What is asked: Write out the material exactly, without any of its pictures.

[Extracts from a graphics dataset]
════════════════════
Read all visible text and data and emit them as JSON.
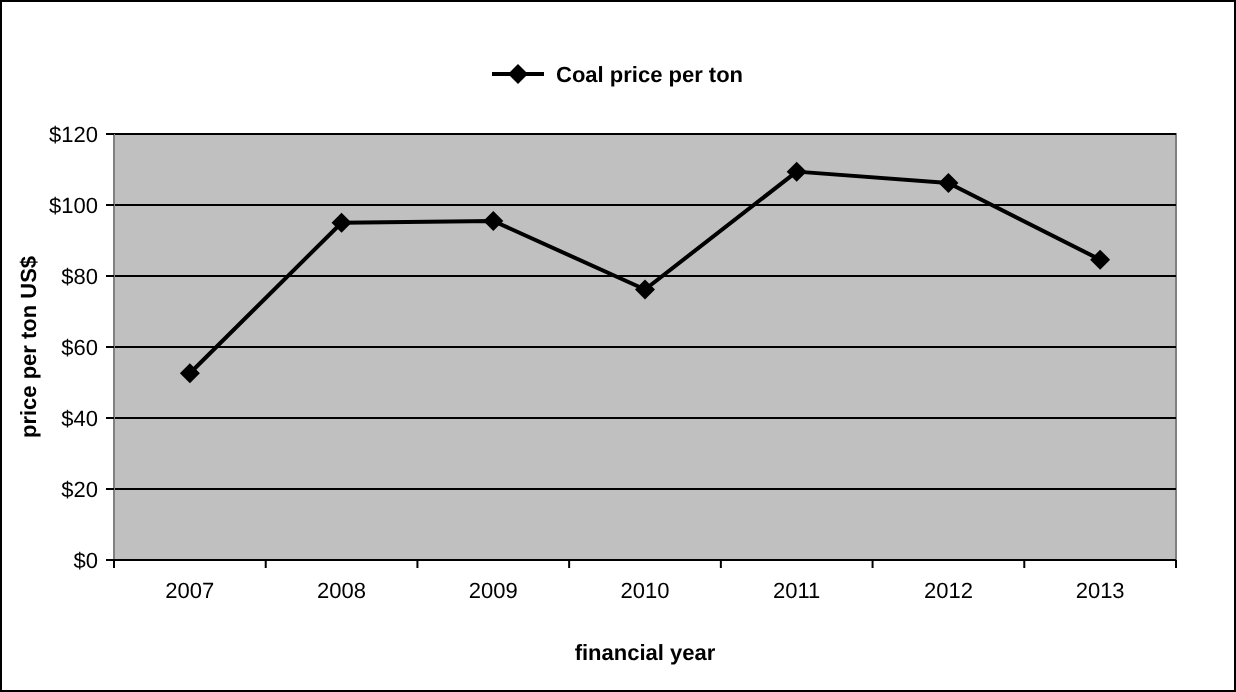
{
  "chart_data": {
    "type": "line",
    "xlabel": "financial year",
    "ylabel": "price per ton US$",
    "categories": [
      "2007",
      "2008",
      "2009",
      "2010",
      "2011",
      "2012",
      "2013"
    ],
    "series": [
      {
        "name": "Coal price per ton",
        "color": "#000000",
        "values": [
          52.6,
          95,
          95.5,
          76.2,
          109.4,
          106.2,
          84.6
        ]
      }
    ],
    "ylim": [
      0,
      120
    ],
    "yticks": [
      {
        "value": 0,
        "label": "$0"
      },
      {
        "value": 20,
        "label": "$20"
      },
      {
        "value": 40,
        "label": "$40"
      },
      {
        "value": 60,
        "label": "$60"
      },
      {
        "value": 80,
        "label": "$80"
      },
      {
        "value": 100,
        "label": "$100"
      },
      {
        "value": 120,
        "label": "$120"
      }
    ],
    "grid": "y",
    "legend": "top",
    "marker": "diamond",
    "line_style": "solid"
  }
}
════════════════════
Response to this exercise:
Read all visible text and data and emit them as JSON.
{
  "chart_data": {
    "type": "line",
    "xlabel": "financial year",
    "ylabel": "price per ton US$",
    "categories": [
      "2007",
      "2008",
      "2009",
      "2010",
      "2011",
      "2012",
      "2013"
    ],
    "series": [
      {
        "name": "Coal price per ton",
        "color": "#000000",
        "values": [
          52.6,
          95,
          95.5,
          76.2,
          109.4,
          106.2,
          84.6
        ]
      }
    ],
    "ylim": [
      0,
      120
    ],
    "yticks": [
      {
        "value": 0,
        "label": "$0"
      },
      {
        "value": 20,
        "label": "$20"
      },
      {
        "value": 40,
        "label": "$40"
      },
      {
        "value": 60,
        "label": "$60"
      },
      {
        "value": 80,
        "label": "$80"
      },
      {
        "value": 100,
        "label": "$100"
      },
      {
        "value": 120,
        "label": "$120"
      }
    ],
    "grid": "y",
    "legend": "top",
    "marker": "diamond",
    "line_style": "solid"
  }
}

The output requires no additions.